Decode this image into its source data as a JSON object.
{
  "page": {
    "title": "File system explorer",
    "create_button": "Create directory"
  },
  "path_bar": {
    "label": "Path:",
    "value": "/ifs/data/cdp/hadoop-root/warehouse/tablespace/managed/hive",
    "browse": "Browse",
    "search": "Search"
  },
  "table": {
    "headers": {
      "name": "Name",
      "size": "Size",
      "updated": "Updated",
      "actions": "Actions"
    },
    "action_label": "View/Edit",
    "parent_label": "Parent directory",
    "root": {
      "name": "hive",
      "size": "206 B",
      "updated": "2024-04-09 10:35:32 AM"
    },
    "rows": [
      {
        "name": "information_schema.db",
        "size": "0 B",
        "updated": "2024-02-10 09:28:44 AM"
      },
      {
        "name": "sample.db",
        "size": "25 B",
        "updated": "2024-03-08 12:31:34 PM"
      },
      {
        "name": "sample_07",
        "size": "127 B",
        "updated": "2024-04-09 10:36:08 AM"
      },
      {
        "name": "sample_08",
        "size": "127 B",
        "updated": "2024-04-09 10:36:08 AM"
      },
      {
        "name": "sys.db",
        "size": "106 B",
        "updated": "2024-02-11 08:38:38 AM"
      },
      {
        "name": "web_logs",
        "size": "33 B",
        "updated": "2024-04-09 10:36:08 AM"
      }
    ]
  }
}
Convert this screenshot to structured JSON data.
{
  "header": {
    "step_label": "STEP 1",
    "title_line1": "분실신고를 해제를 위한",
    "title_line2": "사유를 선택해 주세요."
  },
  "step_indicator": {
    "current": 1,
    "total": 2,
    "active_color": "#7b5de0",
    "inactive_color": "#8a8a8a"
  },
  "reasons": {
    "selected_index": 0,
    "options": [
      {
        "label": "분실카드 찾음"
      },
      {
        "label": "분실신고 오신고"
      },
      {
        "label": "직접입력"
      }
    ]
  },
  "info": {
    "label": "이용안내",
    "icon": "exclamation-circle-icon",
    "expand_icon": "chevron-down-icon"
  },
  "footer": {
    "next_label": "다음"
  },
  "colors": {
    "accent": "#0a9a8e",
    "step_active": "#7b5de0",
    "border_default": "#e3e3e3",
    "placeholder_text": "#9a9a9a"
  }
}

### GOAL
Return the entries above exactly, each one complete.

### THE OUTPUT
Decode this image into its source data as a JSON object.
{
  "page": {
    "title": "File system explorer",
    "create_button": "Create directory"
  },
  "path_bar": {
    "label": "Path:",
    "value": "/ifs/data/cdp/hadoop-root/warehouse/tablespace/managed/hive",
    "browse": "Browse",
    "search": "Search"
  },
  "table": {
    "headers": {
      "name": "Name",
      "size": "Size",
      "updated": "Updated",
      "actions": "Actions"
    },
    "action_label": "View/Edit",
    "parent_label": "Parent directory",
    "root": {
      "name": "hive",
      "size": "206 B",
      "updated": "2024-04-09 10:35:32 AM"
    },
    "rows": [
      {
        "name": "information_schema.db",
        "size": "0 B",
        "updated": "2024-02-10 09:28:44 AM"
      },
      {
        "name": "sample.db",
        "size": "25 B",
        "updated": "2024-03-08 12:31:34 PM"
      },
      {
        "name": "sample_07",
        "size": "127 B",
        "updated": "2024-04-09 10:36:08 AM"
      },
      {
        "name": "sample_08",
        "size": "127 B",
        "updated": "2024-04-09 10:36:08 AM"
      },
      {
        "name": "sys.db",
        "size": "106 B",
        "updated": "2024-02-11 08:38:38 AM"
      },
      {
        "name": "web_logs",
        "size": "33 B",
        "updated": "2024-04-09 10:36:08 AM"
      }
    ]
  }
}
Convert this screenshot to structured JSON data.
{
  "header": {
    "step_label": "STEP 1",
    "title_line1": "분실신고를 해제를 위한",
    "title_line2": "사유를 선택해 주세요."
  },
  "step_indicator": {
    "current": 1,
    "total": 2,
    "active_color": "#7b5de0",
    "inactive_color": "#8a8a8a"
  },
  "reasons": {
    "selected_index": 0,
    "options": [
      {
        "label": "분실카드 찾음"
      },
      {
        "label": "분실신고 오신고"
      },
      {
        "label": "직접입력"
      }
    ]
  },
  "info": {
    "label": "이용안내",
    "icon": "exclamation-circle-icon",
    "expand_icon": "chevron-down-icon"
  },
  "footer": {
    "next_label": "다음"
  },
  "colors": {
    "accent": "#0a9a8e",
    "step_active": "#7b5de0",
    "border_default": "#e3e3e3",
    "placeholder_text": "#9a9a9a"
  }
}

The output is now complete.